**対象の記事:**
* * *

Logにおいて、ある行とある行の時間差を集計する

背景

レガシーなシステムで、レスポンスタイムを出していない箇所のレスポンスタイムのスパイク(急上昇)があるか知りたい。

解決方法

bashで無理やり。

個人的にワンライナーを好まない（後々読めないし読める人も限られちゃうし、満足に書けもしない）ので.shファイルを書く。

結果

※新規登録・変更処理の開始ログと、その共用の終了ログを取得し、経過時間を出力している。

#!/bin/bash
timegrep='[0-2][0-9]:[0-5][0-9]:[0-5][0-9]'

targetFiles=`find /home/app/logs/2019/12/ -type f`
search='Request with URI = "hogehoge/complete"|Request with URI = "hogehoge/changeComplete"|complete.php\(846\)\] execComplete end'

convert_seconds () {
  declare -a timeset=();
  timeset=(${1//:/ })

* * *

**やること:**
記事を読んで、次の質問に答えてください。
1. 筆者は、レガシーなシステムで何があるかを知りたかったのですか。
2. 筆者はワンライナーの代わりに何を書きますか。
3. 対象のログファイルは、どのディレクトリから探していますか。
この作業では、データの行は使いません。

* * *

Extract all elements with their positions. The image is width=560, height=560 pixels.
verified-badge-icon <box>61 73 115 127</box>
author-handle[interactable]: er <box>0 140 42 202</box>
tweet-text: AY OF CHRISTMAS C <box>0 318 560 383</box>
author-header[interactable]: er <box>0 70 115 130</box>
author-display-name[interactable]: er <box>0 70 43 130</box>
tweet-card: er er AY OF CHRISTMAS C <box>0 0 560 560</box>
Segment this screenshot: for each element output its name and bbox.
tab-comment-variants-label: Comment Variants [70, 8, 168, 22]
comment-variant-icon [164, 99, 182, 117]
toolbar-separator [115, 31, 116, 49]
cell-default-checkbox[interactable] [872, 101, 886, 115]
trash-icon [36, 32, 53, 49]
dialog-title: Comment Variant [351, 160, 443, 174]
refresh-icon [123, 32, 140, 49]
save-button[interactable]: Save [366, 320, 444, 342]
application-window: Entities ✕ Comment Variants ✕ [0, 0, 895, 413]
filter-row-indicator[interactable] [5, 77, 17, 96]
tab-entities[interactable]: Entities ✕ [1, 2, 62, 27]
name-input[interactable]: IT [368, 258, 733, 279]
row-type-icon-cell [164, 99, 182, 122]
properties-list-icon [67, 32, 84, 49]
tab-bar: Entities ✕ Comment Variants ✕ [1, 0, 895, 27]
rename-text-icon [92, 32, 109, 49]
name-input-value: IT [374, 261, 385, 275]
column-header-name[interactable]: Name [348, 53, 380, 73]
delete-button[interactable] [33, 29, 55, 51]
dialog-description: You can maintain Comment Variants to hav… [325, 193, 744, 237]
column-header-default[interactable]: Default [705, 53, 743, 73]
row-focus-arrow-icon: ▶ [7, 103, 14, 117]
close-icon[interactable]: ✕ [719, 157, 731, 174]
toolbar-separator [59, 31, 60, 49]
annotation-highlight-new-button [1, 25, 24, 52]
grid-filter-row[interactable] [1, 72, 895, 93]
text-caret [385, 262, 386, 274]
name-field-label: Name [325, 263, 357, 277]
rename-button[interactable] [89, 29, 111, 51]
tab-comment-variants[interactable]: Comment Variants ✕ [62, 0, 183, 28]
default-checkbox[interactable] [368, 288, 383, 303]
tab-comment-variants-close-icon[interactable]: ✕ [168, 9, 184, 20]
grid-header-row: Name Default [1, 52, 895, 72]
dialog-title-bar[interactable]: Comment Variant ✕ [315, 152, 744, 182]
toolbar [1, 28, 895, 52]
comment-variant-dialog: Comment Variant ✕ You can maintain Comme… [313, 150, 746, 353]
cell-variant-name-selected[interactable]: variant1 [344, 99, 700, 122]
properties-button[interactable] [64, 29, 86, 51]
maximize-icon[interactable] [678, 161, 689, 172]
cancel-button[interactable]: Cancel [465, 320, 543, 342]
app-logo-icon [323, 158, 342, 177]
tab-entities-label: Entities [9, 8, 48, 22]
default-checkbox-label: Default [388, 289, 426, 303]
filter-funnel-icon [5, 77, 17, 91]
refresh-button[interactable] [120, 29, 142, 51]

* * *

**解答例:**
1. レスポンスタイムを出していない箇所で、レスポンスタイムのスパイク（急上昇）があるかどうかです。
2. .shファイルです。
3. /home/app/logs/2019/12/ です。